[Figure record listings]
BEGIN
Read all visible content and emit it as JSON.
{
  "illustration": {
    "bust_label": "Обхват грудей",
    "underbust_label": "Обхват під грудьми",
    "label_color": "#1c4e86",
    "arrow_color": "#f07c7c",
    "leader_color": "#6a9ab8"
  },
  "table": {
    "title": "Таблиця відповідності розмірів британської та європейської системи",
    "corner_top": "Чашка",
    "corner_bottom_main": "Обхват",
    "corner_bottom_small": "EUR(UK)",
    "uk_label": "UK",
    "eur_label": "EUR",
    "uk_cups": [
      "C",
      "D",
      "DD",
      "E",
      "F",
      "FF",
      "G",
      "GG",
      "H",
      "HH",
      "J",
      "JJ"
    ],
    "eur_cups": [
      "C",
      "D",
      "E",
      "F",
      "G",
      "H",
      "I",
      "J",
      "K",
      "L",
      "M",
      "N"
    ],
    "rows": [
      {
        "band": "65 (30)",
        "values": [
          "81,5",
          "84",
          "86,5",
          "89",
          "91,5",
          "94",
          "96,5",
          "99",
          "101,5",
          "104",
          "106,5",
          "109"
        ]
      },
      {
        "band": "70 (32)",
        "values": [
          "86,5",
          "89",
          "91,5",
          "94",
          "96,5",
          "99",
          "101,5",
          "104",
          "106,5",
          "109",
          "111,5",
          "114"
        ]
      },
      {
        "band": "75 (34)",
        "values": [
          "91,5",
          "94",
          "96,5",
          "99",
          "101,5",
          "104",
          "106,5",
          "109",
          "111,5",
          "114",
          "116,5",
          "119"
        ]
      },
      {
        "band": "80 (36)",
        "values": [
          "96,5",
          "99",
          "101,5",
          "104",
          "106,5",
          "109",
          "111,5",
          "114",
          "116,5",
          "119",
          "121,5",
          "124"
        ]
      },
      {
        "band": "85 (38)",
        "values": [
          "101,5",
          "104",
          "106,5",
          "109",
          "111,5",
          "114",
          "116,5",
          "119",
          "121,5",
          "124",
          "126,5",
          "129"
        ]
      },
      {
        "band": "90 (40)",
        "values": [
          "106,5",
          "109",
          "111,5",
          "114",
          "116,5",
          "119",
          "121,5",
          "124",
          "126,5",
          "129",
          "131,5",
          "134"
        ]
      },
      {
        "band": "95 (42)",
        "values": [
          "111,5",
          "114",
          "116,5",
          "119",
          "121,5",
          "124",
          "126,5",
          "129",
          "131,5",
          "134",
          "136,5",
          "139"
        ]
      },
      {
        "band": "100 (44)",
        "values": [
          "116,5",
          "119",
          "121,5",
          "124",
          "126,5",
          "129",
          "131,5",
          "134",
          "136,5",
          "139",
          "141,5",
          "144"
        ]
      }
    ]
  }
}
END
• GOAL:
Produce an exact copy of every entry above.

• ANSWER BELOW:
Read all visible content and emit it as JSON.
{
  "illustration": {
    "bust_label": "Обхват грудей",
    "underbust_label": "Обхват під грудьми",
    "label_color": "#1c4e86",
    "arrow_color": "#f07c7c",
    "leader_color": "#6a9ab8"
  },
  "table": {
    "title": "Таблиця відповідності розмірів британської та європейської системи",
    "corner_top": "Чашка",
    "corner_bottom_main": "Обхват",
    "corner_bottom_small": "EUR(UK)",
    "uk_label": "UK",
    "eur_label": "EUR",
    "uk_cups": [
      "C",
      "D",
      "DD",
      "E",
      "F",
      "FF",
      "G",
      "GG",
      "H",
      "HH",
      "J",
      "JJ"
    ],
    "eur_cups": [
      "C",
      "D",
      "E",
      "F",
      "G",
      "H",
      "I",
      "J",
      "K",
      "L",
      "M",
      "N"
    ],
    "rows": [
      {
        "band": "65 (30)",
        "values": [
          "81,5",
          "84",
          "86,5",
          "89",
          "91,5",
          "94",
          "96,5",
          "99",
          "101,5",
          "104",
          "106,5",
          "109"
        ]
      },
      {
        "band": "70 (32)",
        "values": [
          "86,5",
          "89",
          "91,5",
          "94",
          "96,5",
          "99",
          "101,5",
          "104",
          "106,5",
          "109",
          "111,5",
          "114"
        ]
      },
      {
        "band": "75 (34)",
        "values": [
          "91,5",
          "94",
          "96,5",
          "99",
          "101,5",
          "104",
          "106,5",
          "109",
          "111,5",
          "114",
          "116,5",
          "119"
        ]
      },
      {
        "band": "80 (36)",
        "values": [
          "96,5",
          "99",
          "101,5",
          "104",
          "106,5",
          "109",
          "111,5",
          "114",
          "116,5",
          "119",
          "121,5",
          "124"
        ]
      },
      {
        "band": "85 (38)",
        "values": [
          "101,5",
          "104",
          "106,5",
          "109",
          "111,5",
          "114",
          "116,5",
          "119",
          "121,5",
          "124",
          "126,5",
          "129"
        ]
      },
      {
        "band": "90 (40)",
        "values": [
          "106,5",
          "109",
          "111,5",
          "114",
          "116,5",
          "119",
          "121,5",
          "124",
          "126,5",
          "129",
          "131,5",
          "134"
        ]
      },
      {
        "band": "95 (42)",
        "values": [
          "111,5",
          "114",
          "116,5",
          "119",
          "121,5",
          "124",
          "126,5",
          "129",
          "131,5",
          "134",
          "136,5",
          "139"
        ]
      },
      {
        "band": "100 (44)",
        "values": [
          "116,5",
          "119",
          "121,5",
          "124",
          "126,5",
          "129",
          "131,5",
          "134",
          "136,5",
          "139",
          "141,5",
          "144"
        ]
      }
    ]
  }
}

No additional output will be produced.